What the task asks >> Retype, without alteration, each line from the line containing "Read this page and output its text content." to the final line of the records.

Raw data >>
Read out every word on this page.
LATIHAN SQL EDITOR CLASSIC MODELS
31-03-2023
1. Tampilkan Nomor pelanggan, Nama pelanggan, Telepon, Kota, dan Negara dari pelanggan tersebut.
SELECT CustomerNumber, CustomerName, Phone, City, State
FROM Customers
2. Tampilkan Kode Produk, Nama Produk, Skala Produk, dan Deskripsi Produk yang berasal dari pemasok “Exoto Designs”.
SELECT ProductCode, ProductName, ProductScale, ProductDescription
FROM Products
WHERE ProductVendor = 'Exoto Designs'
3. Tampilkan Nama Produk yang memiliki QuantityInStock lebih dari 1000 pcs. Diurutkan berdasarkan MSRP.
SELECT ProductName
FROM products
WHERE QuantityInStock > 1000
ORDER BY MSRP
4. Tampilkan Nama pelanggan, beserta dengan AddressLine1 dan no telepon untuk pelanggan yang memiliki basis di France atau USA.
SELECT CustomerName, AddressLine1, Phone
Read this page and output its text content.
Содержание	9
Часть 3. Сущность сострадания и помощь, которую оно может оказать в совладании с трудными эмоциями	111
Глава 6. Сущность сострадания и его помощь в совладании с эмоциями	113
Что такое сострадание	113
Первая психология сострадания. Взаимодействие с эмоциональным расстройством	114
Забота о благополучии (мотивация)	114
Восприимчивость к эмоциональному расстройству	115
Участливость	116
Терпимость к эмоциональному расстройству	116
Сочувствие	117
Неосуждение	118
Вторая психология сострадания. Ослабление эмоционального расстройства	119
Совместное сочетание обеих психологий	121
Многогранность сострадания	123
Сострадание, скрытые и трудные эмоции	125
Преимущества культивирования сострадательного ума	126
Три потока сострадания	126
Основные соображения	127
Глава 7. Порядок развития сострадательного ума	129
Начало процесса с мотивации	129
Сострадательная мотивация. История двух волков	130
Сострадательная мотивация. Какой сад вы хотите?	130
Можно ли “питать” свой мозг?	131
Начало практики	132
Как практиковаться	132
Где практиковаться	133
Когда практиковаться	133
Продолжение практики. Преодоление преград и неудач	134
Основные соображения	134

Exercise result >>
Read this page and output its text content.
Содержание	9
Часть 3. Сущность сострадания и помощь, которую оно может оказать в совладании с трудными эмоциями	111
Глава 6. Сущность сострадания и его помощь в совладании с эмоциями	113
Что такое сострадание	113
Первая психология сострадания. Взаимодействие с эмоциональным расстройством	114
Забота о благополучии (мотивация)	114
Восприимчивость к эмоциональному расстройству	115
Участливость	116
Терпимость к эмоциональному расстройству	116
Сочувствие	117
Неосуждение	118
Вторая психология сострадания. Ослабление эмоционального расстройства	119
Совместное сочетание обеих психологий	121
Многогранность сострадания	123
Сострадание, скрытые и трудные эмоции	125
Преимущества культивирования сострадательного ума	126
Три потока сострадания	126
Основные соображения	127
Глава 7. Порядок развития сострадательного ума	129
Начало процесса с мотивации	129
Сострадательная мотивация. История двух волков	130
Сострадательная мотивация. Какой сад вы хотите?	130
Можно ли “питать” свой мозг?	131
Начало практики	132
Как практиковаться	132
Где практиковаться	133
Когда практиковаться	133
Продолжение практики. Преодоление преград и неудач	134
Основные соображения	134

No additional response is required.